• Work to complete: Some lines of these records may hold the word "Oranı"; state how many, using only the number.

• Material supplied:

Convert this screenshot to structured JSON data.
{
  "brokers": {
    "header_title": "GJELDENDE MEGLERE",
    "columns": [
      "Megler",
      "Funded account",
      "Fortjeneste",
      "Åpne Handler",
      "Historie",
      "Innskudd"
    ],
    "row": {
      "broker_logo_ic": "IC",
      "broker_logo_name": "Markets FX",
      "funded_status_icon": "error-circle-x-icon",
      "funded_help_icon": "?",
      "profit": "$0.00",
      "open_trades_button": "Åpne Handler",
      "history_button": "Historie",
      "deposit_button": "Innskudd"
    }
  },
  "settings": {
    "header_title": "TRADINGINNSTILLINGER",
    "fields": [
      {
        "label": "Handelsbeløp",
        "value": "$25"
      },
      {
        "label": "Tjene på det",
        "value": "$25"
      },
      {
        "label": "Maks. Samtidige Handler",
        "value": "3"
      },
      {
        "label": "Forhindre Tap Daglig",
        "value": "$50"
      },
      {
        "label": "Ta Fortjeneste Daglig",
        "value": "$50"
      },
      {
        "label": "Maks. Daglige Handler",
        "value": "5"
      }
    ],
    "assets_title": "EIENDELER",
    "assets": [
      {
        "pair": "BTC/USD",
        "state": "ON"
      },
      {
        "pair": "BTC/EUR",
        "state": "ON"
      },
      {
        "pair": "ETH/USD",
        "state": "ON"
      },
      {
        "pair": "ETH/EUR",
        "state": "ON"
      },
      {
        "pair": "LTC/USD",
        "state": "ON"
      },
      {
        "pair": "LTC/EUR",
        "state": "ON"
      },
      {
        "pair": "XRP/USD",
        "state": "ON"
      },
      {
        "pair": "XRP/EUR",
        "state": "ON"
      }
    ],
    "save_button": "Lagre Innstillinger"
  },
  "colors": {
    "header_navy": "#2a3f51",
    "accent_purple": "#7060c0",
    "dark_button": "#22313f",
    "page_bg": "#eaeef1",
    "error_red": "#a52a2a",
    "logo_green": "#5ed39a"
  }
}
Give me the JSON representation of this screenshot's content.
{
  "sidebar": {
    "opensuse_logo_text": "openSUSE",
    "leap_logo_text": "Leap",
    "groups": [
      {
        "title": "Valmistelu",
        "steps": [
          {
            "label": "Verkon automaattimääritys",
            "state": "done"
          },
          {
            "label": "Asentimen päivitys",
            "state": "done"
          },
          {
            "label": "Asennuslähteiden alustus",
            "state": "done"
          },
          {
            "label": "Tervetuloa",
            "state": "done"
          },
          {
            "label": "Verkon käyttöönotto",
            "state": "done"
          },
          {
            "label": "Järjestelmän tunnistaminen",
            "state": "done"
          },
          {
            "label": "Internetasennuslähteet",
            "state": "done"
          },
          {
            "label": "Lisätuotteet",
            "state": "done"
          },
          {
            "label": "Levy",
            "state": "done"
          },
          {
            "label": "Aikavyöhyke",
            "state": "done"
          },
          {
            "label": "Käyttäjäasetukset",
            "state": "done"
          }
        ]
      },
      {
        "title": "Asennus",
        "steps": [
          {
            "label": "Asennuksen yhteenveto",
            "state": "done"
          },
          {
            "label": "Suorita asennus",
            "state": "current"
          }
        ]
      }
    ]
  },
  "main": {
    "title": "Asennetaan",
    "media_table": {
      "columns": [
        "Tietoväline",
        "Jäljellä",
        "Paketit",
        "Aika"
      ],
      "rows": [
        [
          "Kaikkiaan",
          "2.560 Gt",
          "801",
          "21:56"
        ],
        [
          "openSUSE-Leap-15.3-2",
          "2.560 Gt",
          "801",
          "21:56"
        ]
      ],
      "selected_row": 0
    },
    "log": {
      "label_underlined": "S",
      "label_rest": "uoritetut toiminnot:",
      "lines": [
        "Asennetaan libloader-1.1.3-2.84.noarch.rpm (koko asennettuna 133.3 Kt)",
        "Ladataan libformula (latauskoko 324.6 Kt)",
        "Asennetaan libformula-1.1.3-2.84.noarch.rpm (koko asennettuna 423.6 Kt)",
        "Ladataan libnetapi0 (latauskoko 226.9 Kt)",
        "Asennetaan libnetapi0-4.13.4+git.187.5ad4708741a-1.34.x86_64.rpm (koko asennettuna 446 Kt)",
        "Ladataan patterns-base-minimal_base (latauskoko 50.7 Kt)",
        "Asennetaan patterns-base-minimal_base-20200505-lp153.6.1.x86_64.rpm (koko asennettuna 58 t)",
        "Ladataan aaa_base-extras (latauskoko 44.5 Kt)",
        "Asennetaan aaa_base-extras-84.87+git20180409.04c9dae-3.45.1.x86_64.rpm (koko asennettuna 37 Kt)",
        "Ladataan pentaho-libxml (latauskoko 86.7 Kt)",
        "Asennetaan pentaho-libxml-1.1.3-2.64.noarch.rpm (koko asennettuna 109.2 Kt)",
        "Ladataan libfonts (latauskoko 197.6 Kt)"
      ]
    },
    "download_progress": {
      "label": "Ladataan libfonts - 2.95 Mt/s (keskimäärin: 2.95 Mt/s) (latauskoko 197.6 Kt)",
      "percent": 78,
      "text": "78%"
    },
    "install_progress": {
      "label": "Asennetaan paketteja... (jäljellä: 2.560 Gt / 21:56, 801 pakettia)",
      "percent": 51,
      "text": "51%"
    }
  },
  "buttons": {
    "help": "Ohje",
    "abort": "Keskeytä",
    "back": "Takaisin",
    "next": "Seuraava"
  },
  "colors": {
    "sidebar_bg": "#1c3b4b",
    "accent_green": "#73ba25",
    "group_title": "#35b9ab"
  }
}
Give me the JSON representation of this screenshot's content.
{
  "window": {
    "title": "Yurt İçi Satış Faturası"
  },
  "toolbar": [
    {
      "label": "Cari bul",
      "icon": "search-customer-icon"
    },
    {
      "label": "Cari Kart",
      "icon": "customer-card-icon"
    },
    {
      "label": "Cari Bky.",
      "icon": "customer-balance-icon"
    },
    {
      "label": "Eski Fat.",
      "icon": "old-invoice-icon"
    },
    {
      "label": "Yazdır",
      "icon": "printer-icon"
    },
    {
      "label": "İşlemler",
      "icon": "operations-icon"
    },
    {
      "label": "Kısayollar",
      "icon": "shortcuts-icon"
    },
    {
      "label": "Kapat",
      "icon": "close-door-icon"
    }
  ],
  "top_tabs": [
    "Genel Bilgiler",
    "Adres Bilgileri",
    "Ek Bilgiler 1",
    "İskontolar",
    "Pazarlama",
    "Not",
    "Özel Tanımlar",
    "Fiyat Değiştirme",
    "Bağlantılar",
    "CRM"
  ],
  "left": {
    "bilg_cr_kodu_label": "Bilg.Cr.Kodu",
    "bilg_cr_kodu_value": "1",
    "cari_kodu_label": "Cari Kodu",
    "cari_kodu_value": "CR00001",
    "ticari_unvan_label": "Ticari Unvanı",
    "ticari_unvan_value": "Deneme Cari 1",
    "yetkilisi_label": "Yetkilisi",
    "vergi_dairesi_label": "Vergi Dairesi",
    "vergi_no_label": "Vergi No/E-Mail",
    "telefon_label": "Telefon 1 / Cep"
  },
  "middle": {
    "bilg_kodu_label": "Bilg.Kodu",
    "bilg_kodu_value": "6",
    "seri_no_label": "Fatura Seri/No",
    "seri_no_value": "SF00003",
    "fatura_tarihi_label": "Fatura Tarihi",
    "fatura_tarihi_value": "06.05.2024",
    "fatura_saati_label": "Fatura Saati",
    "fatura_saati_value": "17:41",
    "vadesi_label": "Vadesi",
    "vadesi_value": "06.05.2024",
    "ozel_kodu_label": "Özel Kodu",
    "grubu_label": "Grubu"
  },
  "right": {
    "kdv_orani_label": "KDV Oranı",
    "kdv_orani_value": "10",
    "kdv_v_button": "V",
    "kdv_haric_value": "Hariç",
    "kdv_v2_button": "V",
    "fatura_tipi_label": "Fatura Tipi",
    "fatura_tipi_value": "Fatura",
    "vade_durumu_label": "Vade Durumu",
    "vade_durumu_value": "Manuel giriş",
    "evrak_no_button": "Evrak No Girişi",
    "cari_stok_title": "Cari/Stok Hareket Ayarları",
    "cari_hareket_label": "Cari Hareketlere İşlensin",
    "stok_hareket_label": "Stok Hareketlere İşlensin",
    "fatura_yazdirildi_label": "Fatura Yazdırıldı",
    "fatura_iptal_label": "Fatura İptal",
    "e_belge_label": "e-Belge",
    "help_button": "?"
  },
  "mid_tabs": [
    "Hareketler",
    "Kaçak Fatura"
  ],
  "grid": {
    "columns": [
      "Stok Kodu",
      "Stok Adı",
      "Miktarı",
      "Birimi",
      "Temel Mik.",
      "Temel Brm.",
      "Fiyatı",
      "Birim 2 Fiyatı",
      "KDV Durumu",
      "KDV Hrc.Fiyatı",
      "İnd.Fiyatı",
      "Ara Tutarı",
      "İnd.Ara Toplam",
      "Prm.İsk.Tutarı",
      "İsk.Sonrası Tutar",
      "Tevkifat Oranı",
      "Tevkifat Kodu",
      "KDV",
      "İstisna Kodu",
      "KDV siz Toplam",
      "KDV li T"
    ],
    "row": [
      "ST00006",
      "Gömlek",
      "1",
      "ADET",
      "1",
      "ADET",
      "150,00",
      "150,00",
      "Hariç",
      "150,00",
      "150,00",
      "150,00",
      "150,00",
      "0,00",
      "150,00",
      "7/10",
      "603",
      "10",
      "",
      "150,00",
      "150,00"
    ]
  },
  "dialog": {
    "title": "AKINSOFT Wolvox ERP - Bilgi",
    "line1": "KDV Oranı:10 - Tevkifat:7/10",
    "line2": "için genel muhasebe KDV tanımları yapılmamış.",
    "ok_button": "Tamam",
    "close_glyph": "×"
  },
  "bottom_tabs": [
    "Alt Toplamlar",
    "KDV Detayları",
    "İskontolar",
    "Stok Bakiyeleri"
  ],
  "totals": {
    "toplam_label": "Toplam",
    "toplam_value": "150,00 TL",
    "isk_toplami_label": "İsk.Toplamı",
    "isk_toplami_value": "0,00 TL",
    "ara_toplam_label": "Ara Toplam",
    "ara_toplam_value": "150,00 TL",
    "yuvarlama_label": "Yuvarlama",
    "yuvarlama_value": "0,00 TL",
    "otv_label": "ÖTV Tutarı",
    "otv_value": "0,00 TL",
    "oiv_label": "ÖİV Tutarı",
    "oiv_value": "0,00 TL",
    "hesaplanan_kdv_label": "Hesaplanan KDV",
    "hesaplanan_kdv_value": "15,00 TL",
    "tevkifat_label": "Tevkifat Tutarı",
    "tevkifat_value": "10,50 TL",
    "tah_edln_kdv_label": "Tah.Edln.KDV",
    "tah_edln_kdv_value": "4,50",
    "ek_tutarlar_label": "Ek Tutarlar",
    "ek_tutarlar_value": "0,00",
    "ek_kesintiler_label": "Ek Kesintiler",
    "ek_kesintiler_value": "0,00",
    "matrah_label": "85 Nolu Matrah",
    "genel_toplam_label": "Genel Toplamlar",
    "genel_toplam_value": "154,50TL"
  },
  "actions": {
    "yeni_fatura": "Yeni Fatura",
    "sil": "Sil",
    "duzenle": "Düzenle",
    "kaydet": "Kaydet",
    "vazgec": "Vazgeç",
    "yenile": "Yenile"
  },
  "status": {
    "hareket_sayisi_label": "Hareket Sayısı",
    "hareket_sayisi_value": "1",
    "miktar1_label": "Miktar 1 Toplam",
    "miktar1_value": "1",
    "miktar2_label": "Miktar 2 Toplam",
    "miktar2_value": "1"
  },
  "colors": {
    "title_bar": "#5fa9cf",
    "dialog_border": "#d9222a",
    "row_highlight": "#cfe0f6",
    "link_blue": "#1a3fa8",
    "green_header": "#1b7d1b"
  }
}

• Answer to this problem: 3